[Stored items from a collection]
-=-=-=-=-
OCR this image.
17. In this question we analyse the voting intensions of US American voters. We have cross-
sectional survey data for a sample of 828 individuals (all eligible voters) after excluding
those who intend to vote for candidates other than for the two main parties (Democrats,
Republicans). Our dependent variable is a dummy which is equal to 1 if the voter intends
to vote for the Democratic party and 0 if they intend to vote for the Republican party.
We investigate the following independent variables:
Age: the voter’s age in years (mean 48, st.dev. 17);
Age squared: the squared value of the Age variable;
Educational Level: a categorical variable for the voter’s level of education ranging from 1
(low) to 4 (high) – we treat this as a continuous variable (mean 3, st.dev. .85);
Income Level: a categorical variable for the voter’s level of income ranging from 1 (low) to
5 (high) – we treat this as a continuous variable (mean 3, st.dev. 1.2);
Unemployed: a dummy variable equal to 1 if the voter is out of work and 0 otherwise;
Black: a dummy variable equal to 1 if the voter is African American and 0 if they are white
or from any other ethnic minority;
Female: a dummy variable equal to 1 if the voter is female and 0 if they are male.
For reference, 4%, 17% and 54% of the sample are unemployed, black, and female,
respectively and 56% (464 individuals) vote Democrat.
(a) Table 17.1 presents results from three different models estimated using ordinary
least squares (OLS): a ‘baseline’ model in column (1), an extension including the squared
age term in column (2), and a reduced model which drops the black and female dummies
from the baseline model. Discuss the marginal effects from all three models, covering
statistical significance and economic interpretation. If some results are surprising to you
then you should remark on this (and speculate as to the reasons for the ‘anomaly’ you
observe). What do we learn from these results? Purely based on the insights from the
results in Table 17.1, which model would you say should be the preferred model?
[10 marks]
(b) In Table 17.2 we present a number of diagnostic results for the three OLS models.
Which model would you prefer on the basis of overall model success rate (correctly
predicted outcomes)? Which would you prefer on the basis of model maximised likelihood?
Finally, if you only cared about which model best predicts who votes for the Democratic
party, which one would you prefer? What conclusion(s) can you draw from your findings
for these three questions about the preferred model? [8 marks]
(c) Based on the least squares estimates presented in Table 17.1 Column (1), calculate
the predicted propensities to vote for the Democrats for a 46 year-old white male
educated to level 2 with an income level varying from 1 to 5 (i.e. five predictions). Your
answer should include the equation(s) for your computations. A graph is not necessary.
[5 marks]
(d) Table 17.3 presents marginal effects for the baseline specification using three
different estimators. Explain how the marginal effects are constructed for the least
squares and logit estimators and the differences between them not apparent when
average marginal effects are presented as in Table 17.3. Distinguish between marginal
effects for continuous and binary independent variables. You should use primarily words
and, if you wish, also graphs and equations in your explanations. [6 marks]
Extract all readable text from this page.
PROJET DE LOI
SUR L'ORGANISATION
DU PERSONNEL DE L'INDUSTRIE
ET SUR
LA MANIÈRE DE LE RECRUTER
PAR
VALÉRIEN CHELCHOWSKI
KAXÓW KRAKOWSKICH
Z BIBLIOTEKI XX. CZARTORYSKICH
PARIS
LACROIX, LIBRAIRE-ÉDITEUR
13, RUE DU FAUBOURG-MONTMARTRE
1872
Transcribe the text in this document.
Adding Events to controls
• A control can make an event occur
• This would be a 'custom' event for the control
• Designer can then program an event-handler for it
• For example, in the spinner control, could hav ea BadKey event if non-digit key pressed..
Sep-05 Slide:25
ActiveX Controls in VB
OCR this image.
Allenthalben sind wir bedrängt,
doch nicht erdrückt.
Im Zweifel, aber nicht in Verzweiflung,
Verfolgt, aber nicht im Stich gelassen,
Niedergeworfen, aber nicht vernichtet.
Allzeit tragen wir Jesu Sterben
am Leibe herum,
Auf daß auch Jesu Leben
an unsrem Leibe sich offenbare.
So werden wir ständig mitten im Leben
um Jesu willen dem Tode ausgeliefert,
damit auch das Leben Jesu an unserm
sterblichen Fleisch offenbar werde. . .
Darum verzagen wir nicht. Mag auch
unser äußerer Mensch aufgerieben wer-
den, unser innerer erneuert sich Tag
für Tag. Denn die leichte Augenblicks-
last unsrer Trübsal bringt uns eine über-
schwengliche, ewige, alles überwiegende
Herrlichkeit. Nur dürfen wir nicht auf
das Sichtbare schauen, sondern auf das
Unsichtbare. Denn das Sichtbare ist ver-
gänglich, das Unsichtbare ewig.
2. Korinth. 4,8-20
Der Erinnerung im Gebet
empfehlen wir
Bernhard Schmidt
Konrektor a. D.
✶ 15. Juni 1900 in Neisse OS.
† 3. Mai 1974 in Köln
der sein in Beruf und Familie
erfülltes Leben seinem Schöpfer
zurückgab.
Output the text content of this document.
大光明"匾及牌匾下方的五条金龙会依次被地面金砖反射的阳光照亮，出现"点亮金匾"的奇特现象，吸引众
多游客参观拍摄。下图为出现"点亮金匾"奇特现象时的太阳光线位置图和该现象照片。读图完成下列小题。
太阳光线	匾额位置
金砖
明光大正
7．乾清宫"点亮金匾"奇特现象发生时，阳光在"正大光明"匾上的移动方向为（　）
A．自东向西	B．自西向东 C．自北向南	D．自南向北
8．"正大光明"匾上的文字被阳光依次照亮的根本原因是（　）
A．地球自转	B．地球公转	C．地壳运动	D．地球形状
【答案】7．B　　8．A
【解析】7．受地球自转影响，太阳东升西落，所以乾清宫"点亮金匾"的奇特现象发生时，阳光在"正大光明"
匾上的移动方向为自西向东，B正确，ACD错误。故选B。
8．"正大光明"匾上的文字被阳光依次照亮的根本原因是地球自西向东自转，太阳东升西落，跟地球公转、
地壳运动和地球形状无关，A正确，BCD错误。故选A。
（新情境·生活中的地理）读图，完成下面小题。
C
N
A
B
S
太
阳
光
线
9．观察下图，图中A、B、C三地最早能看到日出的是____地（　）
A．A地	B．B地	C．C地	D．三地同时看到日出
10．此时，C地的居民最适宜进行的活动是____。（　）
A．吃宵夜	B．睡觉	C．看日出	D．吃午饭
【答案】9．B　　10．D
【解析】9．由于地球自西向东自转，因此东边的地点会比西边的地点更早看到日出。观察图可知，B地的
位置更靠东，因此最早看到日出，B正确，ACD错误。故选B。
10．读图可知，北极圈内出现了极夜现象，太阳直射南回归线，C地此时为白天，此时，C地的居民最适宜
-=-=-=-=-
◆ **INSTRUCTIONS FOR THE TASK**: Write the material out exactly, with nothing left out.

◆ **TASK OUTPUT**:
OCR this image.
17. In this question we analyse the voting intensions of US American voters. We have cross-
sectional survey data for a sample of 828 individuals (all eligible voters) after excluding
those who intend to vote for candidates other than for the two main parties (Democrats,
Republicans). Our dependent variable is a dummy which is equal to 1 if the voter intends
to vote for the Democratic party and 0 if they intend to vote for the Republican party.
We investigate the following independent variables:
Age: the voter’s age in years (mean 48, st.dev. 17);
Age squared: the squared value of the Age variable;
Educational Level: a categorical variable for the voter’s level of education ranging from 1
(low) to 4 (high) – we treat this as a continuous variable (mean 3, st.dev. .85);
Income Level: a categorical variable for the voter’s level of income ranging from 1 (low) to
5 (high) – we treat this as a continuous variable (mean 3, st.dev. 1.2);
Unemployed: a dummy variable equal to 1 if the voter is out of work and 0 otherwise;
Black: a dummy variable equal to 1 if the voter is African American and 0 if they are white
or from any other ethnic minority;
Female: a dummy variable equal to 1 if the voter is female and 0 if they are male.
For reference, 4%, 17% and 54% of the sample are unemployed, black, and female,
respectively and 56% (464 individuals) vote Democrat.
(a) Table 17.1 presents results from three different models estimated using ordinary
least squares (OLS): a ‘baseline’ model in column (1), an extension including the squared
age term in column (2), and a reduced model which drops the black and female dummies
from the baseline model. Discuss the marginal effects from all three models, covering
statistical significance and economic interpretation. If some results are surprising to you
then you should remark on this (and speculate as to the reasons for the ‘anomaly’ you
observe). What do we learn from these results? Purely based on the insights from the
results in Table 17.1, which model would you say should be the preferred model?
[10 marks]
(b) In Table 17.2 we present a number of diagnostic results for the three OLS models.
Which model would you prefer on the basis of overall model success rate (correctly
predicted outcomes)? Which would you prefer on the basis of model maximised likelihood?
Finally, if you only cared about which model best predicts who votes for the Democratic
party, which one would you prefer? What conclusion(s) can you draw from your findings
for these three questions about the preferred model? [8 marks]
(c) Based on the least squares estimates presented in Table 17.1 Column (1), calculate
the predicted propensities to vote for the Democrats for a 46 year-old white male
educated to level 2 with an income level varying from 1 to 5 (i.e. five predictions). Your
answer should include the equation(s) for your computations. A graph is not necessary.
[5 marks]
(d) Table 17.3 presents marginal effects for the baseline specification using three
different estimators. Explain how the marginal effects are constructed for the least
squares and logit estimators and the differences between them not apparent when
average marginal effects are presented as in Table 17.3. Distinguish between marginal
effects for continuous and binary independent variables. You should use primarily words
and, if you wish, also graphs and equations in your explanations. [6 marks]
Extract all readable text from this page.
PROJET DE LOI
SUR L'ORGANISATION
DU PERSONNEL DE L'INDUSTRIE
ET SUR
LA MANIÈRE DE LE RECRUTER
PAR
VALÉRIEN CHELCHOWSKI
KAXÓW KRAKOWSKICH
Z BIBLIOTEKI XX. CZARTORYSKICH
PARIS
LACROIX, LIBRAIRE-ÉDITEUR
13, RUE DU FAUBOURG-MONTMARTRE
1872
Transcribe the text in this document.
Adding Events to controls
• A control can make an event occur
• This would be a 'custom' event for the control
• Designer can then program an event-handler for it
• For example, in the spinner control, could hav ea BadKey event if non-digit key pressed..
Sep-05 Slide:25
ActiveX Controls in VB
OCR this image.
Allenthalben sind wir bedrängt,
doch nicht erdrückt.
Im Zweifel, aber nicht in Verzweiflung,
Verfolgt, aber nicht im Stich gelassen,
Niedergeworfen, aber nicht vernichtet.
Allzeit tragen wir Jesu Sterben
am Leibe herum,
Auf daß auch Jesu Leben
an unsrem Leibe sich offenbare.
So werden wir ständig mitten im Leben
um Jesu willen dem Tode ausgeliefert,
damit auch das Leben Jesu an unserm
sterblichen Fleisch offenbar werde. . .
Darum verzagen wir nicht. Mag auch
unser äußerer Mensch aufgerieben wer-
den, unser innerer erneuert sich Tag
für Tag. Denn die leichte Augenblicks-
last unsrer Trübsal bringt uns eine über-
schwengliche, ewige, alles überwiegende
Herrlichkeit. Nur dürfen wir nicht auf
das Sichtbare schauen, sondern auf das
Unsichtbare. Denn das Sichtbare ist ver-
gänglich, das Unsichtbare ewig.
2. Korinth. 4,8-20
Der Erinnerung im Gebet
empfehlen wir
Bernhard Schmidt
Konrektor a. D.
✶ 15. Juni 1900 in Neisse OS.
† 3. Mai 1974 in Köln
der sein in Beruf und Familie
erfülltes Leben seinem Schöpfer
zurückgab.
Output the text content of this document.
大光明"匾及牌匾下方的五条金龙会依次被地面金砖反射的阳光照亮，出现"点亮金匾"的奇特现象，吸引众
多游客参观拍摄。下图为出现"点亮金匾"奇特现象时的太阳光线位置图和该现象照片。读图完成下列小题。
太阳光线	匾额位置
金砖
明光大正
7．乾清宫"点亮金匾"奇特现象发生时，阳光在"正大光明"匾上的移动方向为（　）
A．自东向西	B．自西向东 C．自北向南	D．自南向北
8．"正大光明"匾上的文字被阳光依次照亮的根本原因是（　）
A．地球自转	B．地球公转	C．地壳运动	D．地球形状
【答案】7．B　　8．A
【解析】7．受地球自转影响，太阳东升西落，所以乾清宫"点亮金匾"的奇特现象发生时，阳光在"正大光明"
匾上的移动方向为自西向东，B正确，ACD错误。故选B。
8．"正大光明"匾上的文字被阳光依次照亮的根本原因是地球自西向东自转，太阳东升西落，跟地球公转、
地壳运动和地球形状无关，A正确，BCD错误。故选A。
（新情境·生活中的地理）读图，完成下面小题。
C
N
A
B
S
太
阳
光
线
9．观察下图，图中A、B、C三地最早能看到日出的是____地（　）
A．A地	B．B地	C．C地	D．三地同时看到日出
10．此时，C地的居民最适宜进行的活动是____。（　）
A．吃宵夜	B．睡觉	C．看日出	D．吃午饭
【答案】9．B　　10．D
【解析】9．由于地球自西向东自转，因此东边的地点会比西边的地点更早看到日出。观察图可知，B地的
位置更靠东，因此最早看到日出，B正确，ACD错误。故选B。
10．读图可知，北极圈内出现了极夜现象，太阳直射南回归线，C地此时为白天，此时，C地的居民最适宜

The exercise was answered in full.